TASK STATEMENT >> Repeat the material below exactly, line for line.

--- DATA ---

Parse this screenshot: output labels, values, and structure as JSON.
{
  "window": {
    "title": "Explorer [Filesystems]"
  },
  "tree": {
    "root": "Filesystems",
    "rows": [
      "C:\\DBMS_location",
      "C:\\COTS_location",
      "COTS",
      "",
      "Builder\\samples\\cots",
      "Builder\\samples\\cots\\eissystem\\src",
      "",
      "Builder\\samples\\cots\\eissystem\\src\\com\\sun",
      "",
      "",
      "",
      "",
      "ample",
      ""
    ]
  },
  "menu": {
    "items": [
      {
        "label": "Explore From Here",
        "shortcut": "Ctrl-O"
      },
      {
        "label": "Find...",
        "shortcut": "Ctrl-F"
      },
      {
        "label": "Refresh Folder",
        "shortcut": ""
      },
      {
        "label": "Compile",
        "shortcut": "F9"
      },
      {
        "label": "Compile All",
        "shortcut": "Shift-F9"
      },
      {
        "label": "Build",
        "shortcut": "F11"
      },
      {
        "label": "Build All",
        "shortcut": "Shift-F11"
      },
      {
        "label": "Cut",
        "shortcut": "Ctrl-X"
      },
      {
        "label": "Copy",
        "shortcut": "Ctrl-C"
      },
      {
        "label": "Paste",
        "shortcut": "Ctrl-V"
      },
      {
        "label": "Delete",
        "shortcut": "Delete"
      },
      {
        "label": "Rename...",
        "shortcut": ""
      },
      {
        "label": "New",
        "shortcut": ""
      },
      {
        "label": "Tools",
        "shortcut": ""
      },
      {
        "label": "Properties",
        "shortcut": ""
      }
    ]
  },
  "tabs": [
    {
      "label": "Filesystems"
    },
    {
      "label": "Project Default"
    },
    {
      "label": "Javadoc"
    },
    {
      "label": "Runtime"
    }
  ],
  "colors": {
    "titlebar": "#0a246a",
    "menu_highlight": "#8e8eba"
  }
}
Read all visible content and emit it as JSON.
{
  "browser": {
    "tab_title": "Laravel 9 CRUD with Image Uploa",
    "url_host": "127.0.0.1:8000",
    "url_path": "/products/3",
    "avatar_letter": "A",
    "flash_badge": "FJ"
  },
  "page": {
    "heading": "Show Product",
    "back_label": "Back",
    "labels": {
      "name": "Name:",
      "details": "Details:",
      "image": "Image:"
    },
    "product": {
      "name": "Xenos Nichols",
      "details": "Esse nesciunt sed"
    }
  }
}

---

WRITTEN SOLUTION >>
Parse this screenshot: output labels, values, and structure as JSON.
{
  "window": {
    "title": "Explorer [Filesystems]"
  },
  "tree": {
    "root": "Filesystems",
    "rows": [
      "C:\\DBMS_location",
      "C:\\COTS_location",
      "COTS",
      "",
      "Builder\\samples\\cots",
      "Builder\\samples\\cots\\eissystem\\src",
      "",
      "Builder\\samples\\cots\\eissystem\\src\\com\\sun",
      "",
      "",
      "",
      "",
      "ample",
      ""
    ]
  },
  "menu": {
    "items": [
      {
        "label": "Explore From Here",
        "shortcut": "Ctrl-O"
      },
      {
        "label": "Find...",
        "shortcut": "Ctrl-F"
      },
      {
        "label": "Refresh Folder",
        "shortcut": ""
      },
      {
        "label": "Compile",
        "shortcut": "F9"
      },
      {
        "label": "Compile All",
        "shortcut": "Shift-F9"
      },
      {
        "label": "Build",
        "shortcut": "F11"
      },
      {
        "label": "Build All",
        "shortcut": "Shift-F11"
      },
      {
        "label": "Cut",
        "shortcut": "Ctrl-X"
      },
      {
        "label": "Copy",
        "shortcut": "Ctrl-C"
      },
      {
        "label": "Paste",
        "shortcut": "Ctrl-V"
      },
      {
        "label": "Delete",
        "shortcut": "Delete"
      },
      {
        "label": "Rename...",
        "shortcut": ""
      },
      {
        "label": "New",
        "shortcut": ""
      },
      {
        "label": "Tools",
        "shortcut": ""
      },
      {
        "label": "Properties",
        "shortcut": ""
      }
    ]
  },
  "tabs": [
    {
      "label": "Filesystems"
    },
    {
      "label": "Project Default"
    },
    {
      "label": "Javadoc"
    },
    {
      "label": "Runtime"
    }
  ],
  "colors": {
    "titlebar": "#0a246a",
    "menu_highlight": "#8e8eba"
  }
}
Read all visible content and emit it as JSON.
{
  "browser": {
    "tab_title": "Laravel 9 CRUD with Image Uploa",
    "url_host": "127.0.0.1:8000",
    "url_path": "/products/3",
    "avatar_letter": "A",
    "flash_badge": "FJ"
  },
  "page": {
    "heading": "Show Product",
    "back_label": "Back",
    "labels": {
      "name": "Name:",
      "details": "Details:",
      "image": "Image:"
    },
    "product": {
      "name": "Xenos Nichols",
      "details": "Esse nesciunt sed"
    }
  }
}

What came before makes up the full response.